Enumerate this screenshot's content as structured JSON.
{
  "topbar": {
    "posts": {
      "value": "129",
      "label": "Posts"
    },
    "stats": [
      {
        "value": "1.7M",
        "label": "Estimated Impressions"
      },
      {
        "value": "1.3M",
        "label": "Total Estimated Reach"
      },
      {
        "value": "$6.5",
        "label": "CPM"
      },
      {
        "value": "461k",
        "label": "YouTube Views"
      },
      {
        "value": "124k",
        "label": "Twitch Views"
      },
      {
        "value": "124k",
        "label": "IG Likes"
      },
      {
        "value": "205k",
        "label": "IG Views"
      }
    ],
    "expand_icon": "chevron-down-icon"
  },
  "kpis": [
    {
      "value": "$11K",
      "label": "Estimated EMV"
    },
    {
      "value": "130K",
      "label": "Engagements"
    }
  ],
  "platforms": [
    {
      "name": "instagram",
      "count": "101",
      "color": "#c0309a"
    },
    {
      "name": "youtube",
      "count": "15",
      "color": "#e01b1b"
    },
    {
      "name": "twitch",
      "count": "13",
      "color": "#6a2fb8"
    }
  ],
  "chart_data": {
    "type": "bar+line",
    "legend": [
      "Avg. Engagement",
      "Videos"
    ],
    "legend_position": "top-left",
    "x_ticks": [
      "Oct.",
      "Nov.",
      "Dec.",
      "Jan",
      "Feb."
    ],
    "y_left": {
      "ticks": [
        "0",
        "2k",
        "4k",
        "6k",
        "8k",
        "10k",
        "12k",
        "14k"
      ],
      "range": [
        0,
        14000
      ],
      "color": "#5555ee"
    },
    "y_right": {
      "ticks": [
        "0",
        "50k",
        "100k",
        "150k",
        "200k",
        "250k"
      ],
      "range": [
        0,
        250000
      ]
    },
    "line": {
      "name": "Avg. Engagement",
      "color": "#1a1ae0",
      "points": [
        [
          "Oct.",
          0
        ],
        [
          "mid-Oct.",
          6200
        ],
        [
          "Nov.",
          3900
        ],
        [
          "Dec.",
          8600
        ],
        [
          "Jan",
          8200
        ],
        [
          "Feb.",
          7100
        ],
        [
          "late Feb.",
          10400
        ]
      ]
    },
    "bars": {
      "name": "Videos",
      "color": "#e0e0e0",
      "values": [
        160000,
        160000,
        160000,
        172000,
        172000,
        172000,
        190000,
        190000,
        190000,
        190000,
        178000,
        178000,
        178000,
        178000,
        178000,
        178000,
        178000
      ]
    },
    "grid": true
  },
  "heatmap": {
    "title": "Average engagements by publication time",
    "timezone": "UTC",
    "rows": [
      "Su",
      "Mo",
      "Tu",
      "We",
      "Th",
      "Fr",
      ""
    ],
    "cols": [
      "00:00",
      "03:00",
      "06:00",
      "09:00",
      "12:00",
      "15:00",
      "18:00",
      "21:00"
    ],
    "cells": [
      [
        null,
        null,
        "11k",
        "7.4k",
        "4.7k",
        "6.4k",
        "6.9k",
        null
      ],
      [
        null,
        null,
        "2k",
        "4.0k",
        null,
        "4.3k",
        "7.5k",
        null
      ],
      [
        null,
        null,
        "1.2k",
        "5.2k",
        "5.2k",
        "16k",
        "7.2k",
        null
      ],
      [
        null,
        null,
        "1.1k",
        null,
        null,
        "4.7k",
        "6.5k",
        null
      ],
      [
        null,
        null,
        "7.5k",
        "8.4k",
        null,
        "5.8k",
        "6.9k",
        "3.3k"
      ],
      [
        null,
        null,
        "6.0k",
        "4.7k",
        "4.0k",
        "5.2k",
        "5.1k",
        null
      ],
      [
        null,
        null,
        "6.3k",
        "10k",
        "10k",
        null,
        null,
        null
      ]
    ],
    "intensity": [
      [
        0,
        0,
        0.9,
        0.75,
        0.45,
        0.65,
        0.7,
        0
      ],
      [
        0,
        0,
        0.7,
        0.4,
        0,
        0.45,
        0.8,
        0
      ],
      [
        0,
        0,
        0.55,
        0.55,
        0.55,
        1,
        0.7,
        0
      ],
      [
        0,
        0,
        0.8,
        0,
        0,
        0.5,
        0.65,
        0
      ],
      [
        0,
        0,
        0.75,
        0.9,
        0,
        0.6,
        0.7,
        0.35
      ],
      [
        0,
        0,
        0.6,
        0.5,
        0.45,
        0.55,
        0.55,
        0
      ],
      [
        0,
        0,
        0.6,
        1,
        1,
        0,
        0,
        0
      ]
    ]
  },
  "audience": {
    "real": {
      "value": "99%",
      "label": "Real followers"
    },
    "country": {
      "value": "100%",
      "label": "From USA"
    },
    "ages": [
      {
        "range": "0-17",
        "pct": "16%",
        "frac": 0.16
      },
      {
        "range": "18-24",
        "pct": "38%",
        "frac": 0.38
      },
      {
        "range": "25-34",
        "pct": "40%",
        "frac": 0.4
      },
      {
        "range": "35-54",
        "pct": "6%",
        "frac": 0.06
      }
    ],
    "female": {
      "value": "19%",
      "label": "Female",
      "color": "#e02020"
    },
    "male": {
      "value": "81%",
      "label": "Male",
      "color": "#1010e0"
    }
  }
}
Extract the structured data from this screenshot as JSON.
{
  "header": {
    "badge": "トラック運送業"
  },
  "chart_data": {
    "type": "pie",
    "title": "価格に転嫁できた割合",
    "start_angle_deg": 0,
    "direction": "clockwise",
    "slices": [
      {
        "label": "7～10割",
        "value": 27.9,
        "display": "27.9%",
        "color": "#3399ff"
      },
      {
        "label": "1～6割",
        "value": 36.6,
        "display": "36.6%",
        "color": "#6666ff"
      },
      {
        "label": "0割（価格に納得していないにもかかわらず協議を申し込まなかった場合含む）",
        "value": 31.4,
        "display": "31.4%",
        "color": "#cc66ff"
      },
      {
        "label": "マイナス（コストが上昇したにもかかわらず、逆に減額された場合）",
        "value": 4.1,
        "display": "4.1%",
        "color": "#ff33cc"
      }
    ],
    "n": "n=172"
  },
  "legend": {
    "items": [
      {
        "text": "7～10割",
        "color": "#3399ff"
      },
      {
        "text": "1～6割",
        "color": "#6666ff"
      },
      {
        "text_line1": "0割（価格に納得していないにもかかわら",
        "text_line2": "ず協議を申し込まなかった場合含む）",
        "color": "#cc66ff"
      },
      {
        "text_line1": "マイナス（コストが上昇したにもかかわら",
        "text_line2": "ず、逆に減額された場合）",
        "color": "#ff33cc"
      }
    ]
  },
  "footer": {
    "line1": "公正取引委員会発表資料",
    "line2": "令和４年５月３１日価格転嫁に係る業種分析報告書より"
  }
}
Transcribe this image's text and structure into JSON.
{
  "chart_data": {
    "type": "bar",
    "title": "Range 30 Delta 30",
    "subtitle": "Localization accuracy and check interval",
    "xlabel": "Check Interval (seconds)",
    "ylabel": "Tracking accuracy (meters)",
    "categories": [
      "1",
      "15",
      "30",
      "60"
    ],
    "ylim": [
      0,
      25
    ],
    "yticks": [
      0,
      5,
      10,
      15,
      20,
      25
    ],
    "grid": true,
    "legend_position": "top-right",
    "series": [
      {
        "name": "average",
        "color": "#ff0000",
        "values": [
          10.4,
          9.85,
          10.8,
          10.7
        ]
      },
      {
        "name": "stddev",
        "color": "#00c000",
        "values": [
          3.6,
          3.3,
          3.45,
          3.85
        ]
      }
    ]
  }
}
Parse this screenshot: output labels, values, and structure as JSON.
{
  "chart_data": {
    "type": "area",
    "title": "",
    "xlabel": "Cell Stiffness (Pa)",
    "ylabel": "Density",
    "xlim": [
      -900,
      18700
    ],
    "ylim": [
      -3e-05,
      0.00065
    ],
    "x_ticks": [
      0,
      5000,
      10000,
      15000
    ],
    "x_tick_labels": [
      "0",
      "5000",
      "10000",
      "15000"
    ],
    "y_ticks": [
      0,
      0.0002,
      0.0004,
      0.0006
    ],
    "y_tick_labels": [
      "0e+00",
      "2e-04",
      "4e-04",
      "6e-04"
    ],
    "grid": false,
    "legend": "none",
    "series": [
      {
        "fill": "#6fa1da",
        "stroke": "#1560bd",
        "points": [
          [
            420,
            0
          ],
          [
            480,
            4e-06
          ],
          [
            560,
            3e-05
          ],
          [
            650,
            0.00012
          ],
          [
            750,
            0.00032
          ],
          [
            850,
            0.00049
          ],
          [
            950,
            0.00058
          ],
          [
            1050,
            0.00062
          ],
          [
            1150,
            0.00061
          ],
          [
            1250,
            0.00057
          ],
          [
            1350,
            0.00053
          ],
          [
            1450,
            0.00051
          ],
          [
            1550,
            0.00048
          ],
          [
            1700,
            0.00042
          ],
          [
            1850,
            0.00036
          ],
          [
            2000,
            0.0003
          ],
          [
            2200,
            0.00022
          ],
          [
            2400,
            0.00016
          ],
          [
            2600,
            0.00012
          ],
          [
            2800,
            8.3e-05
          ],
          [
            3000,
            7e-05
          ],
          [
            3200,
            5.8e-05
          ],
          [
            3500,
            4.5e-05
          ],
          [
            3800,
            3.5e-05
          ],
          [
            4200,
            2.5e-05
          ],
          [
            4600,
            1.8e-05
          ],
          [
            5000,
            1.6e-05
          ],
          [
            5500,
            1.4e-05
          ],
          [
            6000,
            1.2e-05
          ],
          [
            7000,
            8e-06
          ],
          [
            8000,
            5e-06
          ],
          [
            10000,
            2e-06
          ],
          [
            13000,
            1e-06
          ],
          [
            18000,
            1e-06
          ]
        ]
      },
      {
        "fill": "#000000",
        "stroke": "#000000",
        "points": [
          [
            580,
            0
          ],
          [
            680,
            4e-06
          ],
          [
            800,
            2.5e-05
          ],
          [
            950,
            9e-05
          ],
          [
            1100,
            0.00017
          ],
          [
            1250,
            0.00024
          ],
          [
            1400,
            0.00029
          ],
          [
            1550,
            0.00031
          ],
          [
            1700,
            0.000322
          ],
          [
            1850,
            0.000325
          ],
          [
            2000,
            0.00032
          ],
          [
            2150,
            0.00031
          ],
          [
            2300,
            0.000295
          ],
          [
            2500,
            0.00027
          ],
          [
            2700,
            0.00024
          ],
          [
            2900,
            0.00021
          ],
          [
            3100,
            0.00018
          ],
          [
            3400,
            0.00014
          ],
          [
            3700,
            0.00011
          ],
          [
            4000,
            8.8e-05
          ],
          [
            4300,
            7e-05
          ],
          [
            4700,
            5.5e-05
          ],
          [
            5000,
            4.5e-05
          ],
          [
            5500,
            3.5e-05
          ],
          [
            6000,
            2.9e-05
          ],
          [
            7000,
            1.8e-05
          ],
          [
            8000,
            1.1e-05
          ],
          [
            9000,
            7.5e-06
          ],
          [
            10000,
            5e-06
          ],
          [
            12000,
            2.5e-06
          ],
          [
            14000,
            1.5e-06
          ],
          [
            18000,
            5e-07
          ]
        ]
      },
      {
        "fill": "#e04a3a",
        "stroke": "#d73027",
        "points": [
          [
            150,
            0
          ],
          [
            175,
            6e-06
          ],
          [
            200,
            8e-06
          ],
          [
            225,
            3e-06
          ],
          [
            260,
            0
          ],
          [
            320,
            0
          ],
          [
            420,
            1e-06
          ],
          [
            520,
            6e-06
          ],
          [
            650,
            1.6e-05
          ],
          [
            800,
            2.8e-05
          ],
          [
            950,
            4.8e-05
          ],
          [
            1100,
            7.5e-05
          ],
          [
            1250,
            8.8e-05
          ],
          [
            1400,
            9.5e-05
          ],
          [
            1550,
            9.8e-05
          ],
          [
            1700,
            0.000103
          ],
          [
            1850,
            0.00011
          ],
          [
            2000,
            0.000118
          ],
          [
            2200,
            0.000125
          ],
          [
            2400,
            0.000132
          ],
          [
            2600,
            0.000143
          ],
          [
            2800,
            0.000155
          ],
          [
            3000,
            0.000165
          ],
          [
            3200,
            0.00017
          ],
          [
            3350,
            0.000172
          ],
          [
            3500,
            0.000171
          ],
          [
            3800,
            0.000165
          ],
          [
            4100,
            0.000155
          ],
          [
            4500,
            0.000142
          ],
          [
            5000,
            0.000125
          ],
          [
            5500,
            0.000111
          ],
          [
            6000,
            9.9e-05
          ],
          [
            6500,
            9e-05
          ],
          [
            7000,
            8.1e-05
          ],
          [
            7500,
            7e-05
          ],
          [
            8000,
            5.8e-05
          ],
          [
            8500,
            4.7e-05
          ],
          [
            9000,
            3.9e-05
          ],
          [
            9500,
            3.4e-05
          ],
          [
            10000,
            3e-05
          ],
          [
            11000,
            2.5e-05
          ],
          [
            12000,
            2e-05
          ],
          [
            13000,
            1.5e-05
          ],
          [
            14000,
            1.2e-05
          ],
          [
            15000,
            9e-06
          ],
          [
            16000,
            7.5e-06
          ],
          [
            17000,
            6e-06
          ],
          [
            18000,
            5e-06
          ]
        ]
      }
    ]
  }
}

> **WORK TO DO**
Where a line holds the string "stroke", copy that line.

> **FINISHED TASK**
        "stroke": "#1560bd",
        "stroke": "#000000",
        "stroke": "#d73027",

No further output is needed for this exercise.